THE TASK: State the number of lines below in which the word "location" appears. Nothing else belongs in the answer.

╭─ DATA LINES

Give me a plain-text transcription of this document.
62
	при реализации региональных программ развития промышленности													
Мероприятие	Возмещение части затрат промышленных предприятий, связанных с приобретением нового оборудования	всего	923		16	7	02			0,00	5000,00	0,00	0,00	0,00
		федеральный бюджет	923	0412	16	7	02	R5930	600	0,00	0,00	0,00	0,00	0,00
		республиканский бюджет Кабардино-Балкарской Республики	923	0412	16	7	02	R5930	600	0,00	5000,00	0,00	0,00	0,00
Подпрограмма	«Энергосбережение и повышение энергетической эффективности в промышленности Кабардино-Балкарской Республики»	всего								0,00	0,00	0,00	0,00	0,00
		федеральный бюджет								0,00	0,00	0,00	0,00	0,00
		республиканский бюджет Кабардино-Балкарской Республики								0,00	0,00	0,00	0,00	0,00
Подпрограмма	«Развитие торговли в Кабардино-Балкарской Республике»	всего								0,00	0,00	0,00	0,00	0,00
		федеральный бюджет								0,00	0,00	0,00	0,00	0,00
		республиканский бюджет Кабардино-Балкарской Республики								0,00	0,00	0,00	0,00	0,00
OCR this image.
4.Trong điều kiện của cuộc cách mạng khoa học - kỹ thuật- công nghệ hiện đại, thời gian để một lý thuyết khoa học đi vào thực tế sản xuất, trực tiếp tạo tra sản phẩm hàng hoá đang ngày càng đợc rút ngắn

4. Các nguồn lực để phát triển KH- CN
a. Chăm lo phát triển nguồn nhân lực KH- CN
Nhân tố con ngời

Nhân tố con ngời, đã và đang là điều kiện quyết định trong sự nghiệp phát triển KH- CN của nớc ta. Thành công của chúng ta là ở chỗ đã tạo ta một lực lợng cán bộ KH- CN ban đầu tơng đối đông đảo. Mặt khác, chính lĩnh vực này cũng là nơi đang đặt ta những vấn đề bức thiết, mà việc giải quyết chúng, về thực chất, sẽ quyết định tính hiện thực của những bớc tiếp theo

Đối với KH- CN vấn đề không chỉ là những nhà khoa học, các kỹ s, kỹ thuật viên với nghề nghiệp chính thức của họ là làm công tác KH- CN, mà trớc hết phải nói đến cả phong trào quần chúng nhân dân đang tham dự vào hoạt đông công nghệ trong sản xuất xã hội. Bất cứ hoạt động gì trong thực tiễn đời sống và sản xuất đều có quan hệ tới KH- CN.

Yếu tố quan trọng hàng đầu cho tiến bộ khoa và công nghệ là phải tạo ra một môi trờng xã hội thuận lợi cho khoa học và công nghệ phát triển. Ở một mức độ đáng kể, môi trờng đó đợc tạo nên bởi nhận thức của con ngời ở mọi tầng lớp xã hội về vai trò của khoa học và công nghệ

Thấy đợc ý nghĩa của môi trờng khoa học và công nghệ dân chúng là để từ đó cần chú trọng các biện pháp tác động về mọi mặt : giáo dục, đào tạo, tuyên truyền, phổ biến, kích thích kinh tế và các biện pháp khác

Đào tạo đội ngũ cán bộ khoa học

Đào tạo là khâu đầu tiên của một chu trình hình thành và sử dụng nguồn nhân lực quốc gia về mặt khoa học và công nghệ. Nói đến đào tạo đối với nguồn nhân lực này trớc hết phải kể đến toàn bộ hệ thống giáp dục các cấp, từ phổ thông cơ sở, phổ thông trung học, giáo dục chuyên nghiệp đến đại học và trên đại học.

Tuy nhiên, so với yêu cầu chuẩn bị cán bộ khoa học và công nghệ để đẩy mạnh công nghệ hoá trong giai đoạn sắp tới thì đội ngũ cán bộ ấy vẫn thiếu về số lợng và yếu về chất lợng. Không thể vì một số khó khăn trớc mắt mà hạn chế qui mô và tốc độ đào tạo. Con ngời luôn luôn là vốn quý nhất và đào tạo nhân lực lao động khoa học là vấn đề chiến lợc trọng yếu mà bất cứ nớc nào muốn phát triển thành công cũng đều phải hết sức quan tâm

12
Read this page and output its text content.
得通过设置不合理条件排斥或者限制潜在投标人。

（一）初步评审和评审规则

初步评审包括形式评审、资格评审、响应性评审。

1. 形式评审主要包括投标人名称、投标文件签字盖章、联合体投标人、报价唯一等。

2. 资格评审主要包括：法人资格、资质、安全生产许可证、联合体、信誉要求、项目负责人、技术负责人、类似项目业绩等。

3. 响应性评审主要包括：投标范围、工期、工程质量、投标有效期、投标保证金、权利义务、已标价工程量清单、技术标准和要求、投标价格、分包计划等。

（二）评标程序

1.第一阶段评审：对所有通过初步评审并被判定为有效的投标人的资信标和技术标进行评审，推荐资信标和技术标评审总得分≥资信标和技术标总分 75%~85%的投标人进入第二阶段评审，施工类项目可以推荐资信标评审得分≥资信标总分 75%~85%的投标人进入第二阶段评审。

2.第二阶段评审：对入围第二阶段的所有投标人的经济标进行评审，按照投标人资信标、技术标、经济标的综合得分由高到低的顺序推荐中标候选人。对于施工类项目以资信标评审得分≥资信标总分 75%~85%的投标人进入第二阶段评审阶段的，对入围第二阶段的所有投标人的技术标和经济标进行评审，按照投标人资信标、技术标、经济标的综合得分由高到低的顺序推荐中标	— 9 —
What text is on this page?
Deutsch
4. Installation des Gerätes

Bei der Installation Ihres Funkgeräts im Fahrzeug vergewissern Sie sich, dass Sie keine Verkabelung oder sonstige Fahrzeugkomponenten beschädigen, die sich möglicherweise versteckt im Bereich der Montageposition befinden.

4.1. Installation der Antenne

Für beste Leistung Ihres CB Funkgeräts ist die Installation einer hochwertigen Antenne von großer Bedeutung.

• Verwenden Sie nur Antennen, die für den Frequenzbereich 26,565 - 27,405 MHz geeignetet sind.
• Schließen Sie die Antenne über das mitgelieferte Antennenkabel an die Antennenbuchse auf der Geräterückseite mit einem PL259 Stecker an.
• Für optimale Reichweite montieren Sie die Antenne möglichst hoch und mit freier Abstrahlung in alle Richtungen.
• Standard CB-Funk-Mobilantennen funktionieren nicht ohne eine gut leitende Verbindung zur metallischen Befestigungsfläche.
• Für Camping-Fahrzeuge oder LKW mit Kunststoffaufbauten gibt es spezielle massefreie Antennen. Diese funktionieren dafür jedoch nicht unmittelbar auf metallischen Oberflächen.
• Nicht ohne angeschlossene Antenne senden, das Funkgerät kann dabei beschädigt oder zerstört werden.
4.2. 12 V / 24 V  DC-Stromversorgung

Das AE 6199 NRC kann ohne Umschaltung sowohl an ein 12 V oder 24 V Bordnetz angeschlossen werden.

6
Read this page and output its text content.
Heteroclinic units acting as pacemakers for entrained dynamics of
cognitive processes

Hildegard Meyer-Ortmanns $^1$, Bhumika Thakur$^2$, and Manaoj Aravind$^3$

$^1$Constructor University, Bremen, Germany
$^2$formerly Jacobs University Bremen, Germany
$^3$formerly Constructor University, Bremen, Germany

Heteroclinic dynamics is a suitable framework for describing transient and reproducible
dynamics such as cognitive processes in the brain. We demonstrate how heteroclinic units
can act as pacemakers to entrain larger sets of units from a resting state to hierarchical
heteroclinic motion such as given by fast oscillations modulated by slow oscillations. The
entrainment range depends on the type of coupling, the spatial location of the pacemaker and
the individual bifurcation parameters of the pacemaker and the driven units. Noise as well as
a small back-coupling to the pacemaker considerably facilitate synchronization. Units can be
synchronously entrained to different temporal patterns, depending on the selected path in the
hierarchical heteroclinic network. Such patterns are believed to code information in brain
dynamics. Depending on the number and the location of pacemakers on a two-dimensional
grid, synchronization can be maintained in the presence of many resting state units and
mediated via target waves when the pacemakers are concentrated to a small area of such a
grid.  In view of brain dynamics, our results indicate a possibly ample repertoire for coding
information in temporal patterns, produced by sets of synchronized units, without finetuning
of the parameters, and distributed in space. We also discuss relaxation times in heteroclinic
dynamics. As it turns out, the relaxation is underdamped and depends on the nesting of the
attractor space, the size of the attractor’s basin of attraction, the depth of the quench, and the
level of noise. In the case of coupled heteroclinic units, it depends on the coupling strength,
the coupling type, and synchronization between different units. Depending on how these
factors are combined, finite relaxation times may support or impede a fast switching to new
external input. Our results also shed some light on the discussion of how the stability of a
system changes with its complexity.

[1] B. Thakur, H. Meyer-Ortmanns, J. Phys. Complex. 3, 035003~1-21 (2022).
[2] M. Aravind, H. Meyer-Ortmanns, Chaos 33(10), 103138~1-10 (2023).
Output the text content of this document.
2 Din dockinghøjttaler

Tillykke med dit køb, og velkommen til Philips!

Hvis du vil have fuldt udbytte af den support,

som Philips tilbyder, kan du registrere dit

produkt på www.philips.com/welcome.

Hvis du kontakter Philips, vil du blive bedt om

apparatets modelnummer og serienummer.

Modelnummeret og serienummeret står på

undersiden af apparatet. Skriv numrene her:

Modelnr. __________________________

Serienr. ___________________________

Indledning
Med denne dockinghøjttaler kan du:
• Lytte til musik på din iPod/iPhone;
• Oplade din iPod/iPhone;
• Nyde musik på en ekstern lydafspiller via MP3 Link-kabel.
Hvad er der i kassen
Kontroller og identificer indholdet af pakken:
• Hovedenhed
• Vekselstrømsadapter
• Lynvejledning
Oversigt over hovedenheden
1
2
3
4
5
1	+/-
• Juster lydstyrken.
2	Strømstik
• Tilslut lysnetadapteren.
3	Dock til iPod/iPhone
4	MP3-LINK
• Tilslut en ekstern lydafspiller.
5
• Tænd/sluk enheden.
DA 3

╰─

CORRECT RESPONSE: 2